[Start]

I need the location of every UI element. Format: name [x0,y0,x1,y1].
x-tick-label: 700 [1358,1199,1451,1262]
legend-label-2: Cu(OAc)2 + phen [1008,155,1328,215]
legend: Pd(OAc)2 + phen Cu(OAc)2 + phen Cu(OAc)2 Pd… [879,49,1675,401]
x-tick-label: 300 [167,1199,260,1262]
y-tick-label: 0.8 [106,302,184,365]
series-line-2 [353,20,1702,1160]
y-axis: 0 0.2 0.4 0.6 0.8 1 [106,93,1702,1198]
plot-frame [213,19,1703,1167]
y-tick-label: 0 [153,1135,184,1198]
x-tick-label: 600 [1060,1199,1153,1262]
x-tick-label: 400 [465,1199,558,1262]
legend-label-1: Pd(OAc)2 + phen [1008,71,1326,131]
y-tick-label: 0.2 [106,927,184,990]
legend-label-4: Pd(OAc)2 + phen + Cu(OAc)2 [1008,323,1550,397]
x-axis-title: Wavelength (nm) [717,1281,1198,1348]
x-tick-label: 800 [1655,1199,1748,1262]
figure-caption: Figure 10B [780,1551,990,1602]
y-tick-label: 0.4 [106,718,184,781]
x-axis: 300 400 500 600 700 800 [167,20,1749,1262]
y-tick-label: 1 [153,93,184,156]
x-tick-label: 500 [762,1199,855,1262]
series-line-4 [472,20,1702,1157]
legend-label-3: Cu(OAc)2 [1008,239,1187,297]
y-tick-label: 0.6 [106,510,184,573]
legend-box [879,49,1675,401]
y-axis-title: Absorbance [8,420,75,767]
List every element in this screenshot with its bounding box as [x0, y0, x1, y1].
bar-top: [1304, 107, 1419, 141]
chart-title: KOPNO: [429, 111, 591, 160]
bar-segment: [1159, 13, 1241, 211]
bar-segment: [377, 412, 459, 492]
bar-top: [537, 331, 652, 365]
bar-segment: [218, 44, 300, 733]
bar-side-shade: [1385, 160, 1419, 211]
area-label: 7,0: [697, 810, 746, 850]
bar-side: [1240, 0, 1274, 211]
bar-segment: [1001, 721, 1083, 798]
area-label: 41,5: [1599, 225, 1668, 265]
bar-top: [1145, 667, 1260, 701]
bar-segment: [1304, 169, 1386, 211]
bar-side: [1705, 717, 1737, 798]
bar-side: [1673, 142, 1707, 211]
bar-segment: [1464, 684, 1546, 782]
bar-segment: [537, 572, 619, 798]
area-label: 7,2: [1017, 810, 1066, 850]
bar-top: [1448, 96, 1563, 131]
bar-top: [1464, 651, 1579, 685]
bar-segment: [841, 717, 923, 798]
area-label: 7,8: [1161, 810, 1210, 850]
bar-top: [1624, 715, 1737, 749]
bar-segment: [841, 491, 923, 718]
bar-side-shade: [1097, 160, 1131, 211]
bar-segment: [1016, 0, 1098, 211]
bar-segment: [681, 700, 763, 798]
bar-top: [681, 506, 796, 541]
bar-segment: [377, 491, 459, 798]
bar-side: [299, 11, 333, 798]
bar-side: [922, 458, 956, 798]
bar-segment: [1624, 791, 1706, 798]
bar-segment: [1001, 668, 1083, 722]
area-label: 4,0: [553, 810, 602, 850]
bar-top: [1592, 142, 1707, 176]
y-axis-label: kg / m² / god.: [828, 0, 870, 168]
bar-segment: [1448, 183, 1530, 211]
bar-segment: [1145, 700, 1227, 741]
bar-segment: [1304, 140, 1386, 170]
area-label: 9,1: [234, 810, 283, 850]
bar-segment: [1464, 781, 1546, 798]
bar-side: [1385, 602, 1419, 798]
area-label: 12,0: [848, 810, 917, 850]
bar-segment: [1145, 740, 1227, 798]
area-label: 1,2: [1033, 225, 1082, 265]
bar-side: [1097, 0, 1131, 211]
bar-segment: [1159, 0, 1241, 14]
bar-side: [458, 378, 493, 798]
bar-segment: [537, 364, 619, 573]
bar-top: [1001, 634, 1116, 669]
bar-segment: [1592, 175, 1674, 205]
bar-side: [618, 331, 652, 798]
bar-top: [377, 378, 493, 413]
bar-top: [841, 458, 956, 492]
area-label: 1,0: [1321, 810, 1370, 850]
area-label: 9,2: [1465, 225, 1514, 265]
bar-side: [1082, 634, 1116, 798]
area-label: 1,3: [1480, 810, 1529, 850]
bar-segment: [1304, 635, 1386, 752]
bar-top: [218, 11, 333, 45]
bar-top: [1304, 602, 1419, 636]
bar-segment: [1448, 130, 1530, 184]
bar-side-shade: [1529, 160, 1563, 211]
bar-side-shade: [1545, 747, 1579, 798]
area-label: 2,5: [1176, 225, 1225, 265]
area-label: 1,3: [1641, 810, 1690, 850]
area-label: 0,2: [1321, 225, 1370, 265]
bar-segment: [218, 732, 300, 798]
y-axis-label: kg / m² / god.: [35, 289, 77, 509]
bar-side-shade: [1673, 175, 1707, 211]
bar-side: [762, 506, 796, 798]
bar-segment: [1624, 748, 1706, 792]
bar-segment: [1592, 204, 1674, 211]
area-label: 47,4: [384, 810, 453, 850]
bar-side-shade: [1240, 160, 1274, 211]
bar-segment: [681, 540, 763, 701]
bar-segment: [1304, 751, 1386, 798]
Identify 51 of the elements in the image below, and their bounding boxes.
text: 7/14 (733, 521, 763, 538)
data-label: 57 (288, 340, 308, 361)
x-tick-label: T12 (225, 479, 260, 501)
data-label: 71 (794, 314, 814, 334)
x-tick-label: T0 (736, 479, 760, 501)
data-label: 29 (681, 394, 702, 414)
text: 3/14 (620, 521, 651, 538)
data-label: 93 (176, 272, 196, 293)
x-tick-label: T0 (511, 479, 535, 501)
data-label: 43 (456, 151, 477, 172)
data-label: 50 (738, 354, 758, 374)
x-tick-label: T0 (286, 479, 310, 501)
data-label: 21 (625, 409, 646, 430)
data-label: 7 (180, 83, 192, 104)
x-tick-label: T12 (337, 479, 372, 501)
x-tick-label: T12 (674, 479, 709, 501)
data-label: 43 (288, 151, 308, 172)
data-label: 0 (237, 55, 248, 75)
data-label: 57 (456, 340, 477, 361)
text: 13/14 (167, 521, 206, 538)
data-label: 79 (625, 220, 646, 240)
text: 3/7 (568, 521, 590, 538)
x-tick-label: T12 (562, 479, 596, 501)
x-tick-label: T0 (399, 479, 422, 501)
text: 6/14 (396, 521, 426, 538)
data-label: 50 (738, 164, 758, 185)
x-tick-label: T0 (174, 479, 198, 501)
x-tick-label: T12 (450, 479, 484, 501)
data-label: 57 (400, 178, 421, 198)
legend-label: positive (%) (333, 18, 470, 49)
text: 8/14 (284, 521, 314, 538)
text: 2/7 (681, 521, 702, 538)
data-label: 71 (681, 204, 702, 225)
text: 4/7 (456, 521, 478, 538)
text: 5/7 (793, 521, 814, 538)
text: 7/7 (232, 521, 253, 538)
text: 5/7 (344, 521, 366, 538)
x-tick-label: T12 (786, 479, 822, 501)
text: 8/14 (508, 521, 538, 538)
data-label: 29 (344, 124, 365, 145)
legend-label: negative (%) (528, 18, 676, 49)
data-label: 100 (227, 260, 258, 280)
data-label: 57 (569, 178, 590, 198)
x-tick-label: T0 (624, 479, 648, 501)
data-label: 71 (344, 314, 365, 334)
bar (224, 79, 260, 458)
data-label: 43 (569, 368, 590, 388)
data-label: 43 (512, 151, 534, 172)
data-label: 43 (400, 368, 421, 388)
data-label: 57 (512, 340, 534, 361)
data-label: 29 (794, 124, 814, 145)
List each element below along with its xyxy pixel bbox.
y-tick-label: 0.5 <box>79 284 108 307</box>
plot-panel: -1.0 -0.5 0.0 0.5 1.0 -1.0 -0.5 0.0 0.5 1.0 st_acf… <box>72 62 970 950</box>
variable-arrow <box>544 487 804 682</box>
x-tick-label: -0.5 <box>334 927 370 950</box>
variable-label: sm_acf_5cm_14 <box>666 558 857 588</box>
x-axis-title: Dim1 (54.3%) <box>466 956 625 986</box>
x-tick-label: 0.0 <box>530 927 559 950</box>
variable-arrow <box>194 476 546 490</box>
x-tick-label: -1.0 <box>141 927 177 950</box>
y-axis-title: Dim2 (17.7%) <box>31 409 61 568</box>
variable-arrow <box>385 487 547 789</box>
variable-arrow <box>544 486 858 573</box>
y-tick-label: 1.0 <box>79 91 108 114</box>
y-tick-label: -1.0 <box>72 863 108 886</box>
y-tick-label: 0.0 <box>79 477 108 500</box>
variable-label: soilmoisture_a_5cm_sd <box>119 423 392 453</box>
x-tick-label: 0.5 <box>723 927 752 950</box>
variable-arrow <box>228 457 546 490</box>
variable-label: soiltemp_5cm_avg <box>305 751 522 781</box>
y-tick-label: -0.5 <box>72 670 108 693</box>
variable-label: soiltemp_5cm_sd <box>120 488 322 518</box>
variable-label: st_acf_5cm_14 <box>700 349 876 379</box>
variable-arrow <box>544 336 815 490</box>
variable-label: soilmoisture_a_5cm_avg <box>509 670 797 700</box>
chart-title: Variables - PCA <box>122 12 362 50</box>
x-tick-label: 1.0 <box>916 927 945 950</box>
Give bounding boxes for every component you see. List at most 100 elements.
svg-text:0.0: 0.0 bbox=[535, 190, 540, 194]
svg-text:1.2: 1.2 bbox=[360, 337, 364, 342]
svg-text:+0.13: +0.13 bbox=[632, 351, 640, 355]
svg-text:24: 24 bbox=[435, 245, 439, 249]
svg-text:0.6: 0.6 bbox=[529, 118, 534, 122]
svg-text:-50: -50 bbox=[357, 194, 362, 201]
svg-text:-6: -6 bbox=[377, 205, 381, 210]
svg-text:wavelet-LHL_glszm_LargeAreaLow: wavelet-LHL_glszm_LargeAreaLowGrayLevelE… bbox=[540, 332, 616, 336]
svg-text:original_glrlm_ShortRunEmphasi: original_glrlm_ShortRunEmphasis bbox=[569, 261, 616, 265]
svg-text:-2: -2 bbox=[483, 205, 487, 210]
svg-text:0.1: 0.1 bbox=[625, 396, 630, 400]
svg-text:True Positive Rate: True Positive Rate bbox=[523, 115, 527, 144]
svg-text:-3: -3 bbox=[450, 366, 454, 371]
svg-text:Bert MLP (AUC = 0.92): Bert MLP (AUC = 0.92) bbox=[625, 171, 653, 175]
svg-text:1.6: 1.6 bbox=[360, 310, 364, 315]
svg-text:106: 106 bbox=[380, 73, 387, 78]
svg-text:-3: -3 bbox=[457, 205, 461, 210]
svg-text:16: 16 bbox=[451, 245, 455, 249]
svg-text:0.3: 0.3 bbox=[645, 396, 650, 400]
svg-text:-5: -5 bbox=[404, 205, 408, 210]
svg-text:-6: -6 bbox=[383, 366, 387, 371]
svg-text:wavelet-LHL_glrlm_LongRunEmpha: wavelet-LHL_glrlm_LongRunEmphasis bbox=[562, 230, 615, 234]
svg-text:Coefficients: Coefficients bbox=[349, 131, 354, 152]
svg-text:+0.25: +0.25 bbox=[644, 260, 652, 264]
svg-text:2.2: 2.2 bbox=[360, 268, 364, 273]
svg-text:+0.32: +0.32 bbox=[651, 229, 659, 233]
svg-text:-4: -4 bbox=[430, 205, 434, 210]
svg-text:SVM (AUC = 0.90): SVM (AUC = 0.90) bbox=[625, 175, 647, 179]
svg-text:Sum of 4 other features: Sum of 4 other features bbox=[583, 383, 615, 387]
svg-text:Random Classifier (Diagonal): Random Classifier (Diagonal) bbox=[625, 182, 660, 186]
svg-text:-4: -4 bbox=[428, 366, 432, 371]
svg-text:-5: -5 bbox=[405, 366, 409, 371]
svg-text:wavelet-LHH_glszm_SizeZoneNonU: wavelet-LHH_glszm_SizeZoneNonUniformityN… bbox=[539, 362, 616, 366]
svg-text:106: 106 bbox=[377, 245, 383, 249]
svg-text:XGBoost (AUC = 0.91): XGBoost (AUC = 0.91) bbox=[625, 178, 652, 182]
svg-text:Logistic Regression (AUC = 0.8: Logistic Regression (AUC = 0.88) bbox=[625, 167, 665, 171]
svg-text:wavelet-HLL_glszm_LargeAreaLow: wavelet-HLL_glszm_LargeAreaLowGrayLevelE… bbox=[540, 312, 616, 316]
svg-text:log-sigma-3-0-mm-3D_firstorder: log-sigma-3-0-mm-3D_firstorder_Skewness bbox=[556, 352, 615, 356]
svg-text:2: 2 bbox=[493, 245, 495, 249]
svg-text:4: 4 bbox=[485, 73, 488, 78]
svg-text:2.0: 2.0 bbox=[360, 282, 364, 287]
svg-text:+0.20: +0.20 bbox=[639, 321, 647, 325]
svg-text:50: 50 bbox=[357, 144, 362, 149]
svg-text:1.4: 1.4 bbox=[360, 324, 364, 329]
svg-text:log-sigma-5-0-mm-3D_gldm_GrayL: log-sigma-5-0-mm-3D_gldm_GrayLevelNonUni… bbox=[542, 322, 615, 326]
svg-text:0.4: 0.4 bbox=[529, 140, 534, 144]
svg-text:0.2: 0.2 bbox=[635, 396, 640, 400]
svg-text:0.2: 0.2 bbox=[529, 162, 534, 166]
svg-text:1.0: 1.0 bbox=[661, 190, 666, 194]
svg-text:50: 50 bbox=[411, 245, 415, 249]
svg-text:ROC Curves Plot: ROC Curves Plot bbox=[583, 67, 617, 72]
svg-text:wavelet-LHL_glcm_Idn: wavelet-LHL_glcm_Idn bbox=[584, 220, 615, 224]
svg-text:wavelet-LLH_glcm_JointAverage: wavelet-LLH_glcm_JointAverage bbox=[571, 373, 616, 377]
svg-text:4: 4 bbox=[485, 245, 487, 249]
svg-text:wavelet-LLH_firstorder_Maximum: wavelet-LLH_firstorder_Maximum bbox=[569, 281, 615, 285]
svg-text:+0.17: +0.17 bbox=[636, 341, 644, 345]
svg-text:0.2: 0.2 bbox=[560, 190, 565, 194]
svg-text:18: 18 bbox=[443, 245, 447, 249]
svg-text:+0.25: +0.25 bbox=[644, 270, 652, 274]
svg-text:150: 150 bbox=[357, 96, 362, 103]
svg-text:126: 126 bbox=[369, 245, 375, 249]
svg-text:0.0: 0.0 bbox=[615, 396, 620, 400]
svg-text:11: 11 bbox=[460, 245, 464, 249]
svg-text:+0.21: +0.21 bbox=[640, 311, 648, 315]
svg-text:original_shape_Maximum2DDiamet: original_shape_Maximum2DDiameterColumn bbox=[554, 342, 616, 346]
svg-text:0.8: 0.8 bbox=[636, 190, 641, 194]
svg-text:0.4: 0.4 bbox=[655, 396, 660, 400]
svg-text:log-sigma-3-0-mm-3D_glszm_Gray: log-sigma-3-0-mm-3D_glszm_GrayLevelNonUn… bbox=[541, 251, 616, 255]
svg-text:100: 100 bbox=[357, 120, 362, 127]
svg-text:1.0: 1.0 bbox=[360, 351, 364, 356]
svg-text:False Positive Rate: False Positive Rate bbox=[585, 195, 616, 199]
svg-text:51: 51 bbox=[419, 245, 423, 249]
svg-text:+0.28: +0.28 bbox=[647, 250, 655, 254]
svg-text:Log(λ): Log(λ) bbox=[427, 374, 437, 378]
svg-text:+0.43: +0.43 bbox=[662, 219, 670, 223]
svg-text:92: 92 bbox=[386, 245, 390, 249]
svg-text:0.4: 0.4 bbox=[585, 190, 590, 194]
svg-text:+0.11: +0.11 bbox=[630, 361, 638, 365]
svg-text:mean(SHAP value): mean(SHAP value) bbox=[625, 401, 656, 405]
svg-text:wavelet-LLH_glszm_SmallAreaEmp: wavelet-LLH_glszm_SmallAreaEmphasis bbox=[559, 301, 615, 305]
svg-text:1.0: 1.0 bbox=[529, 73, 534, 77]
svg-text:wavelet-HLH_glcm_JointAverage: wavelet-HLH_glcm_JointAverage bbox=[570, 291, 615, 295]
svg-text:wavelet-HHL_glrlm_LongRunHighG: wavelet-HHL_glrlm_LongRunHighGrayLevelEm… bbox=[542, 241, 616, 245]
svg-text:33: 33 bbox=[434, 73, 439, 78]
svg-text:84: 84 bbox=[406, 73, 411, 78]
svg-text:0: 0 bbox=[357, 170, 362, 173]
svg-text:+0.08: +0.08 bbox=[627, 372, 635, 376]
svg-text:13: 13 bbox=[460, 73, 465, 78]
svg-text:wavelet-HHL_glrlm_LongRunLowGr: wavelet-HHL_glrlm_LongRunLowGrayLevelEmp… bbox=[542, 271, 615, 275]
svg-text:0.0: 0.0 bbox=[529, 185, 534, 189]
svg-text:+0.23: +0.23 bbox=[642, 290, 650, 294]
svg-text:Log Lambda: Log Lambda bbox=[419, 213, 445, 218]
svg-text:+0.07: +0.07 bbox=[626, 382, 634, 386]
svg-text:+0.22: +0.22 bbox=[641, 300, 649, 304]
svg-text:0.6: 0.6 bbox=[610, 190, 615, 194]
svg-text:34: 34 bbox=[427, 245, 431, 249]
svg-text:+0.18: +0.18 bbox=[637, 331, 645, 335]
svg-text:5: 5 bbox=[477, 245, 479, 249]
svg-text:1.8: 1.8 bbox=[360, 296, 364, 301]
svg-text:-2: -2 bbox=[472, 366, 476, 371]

[End]

▸ Task objective
Write out everything from the start of the entries down to the line containing "bar-segment: [1001, 721, 1083, 798]", swapping "x-tick-label" for "x-axis-tick" and leaving all else unchanged.

▸ Exercise answer
I need the location of every UI element. Format: name [x0,y0,x1,y1].
x-axis-tick: 700 [1358,1199,1451,1262]
legend-label-2: Cu(OAc)2 + phen [1008,155,1328,215]
legend: Pd(OAc)2 + phen Cu(OAc)2 + phen Cu(OAc)2 Pd… [879,49,1675,401]
x-axis-tick: 300 [167,1199,260,1262]
y-tick-label: 0.8 [106,302,184,365]
series-line-2 [353,20,1702,1160]
y-axis: 0 0.2 0.4 0.6 0.8 1 [106,93,1702,1198]
plot-frame [213,19,1703,1167]
y-tick-label: 0 [153,1135,184,1198]
x-axis-tick: 600 [1060,1199,1153,1262]
x-axis-tick: 400 [465,1199,558,1262]
legend-label-1: Pd(OAc)2 + phen [1008,71,1326,131]
y-tick-label: 0.2 [106,927,184,990]
legend-label-4: Pd(OAc)2 + phen + Cu(OAc)2 [1008,323,1550,397]
x-axis-title: Wavelength (nm) [717,1281,1198,1348]
x-axis-tick: 800 [1655,1199,1748,1262]
figure-caption: Figure 10B [780,1551,990,1602]
y-tick-label: 0.4 [106,718,184,781]
x-axis: 300 400 500 600 700 800 [167,20,1749,1262]
y-tick-label: 1 [153,93,184,156]
x-axis-tick: 500 [762,1199,855,1262]
series-line-4 [472,20,1702,1157]
legend-label-3: Cu(OAc)2 [1008,239,1187,297]
y-tick-label: 0.6 [106,510,184,573]
legend-box [879,49,1675,401]
y-axis-title: Absorbance [8,420,75,767]
List every element in this screenshot with its bounding box as [x0, y0, x1, y1].
bar-top: [1304, 107, 1419, 141]
chart-title: KOPNO: [429, 111, 591, 160]
bar-segment: [1159, 13, 1241, 211]
bar-segment: [377, 412, 459, 492]
bar-top: [537, 331, 652, 365]
bar-segment: [218, 44, 300, 733]
bar-side-shade: [1385, 160, 1419, 211]
area-label: 7,0: [697, 810, 746, 850]
bar-side: [1240, 0, 1274, 211]
bar-segment: [1001, 721, 1083, 798]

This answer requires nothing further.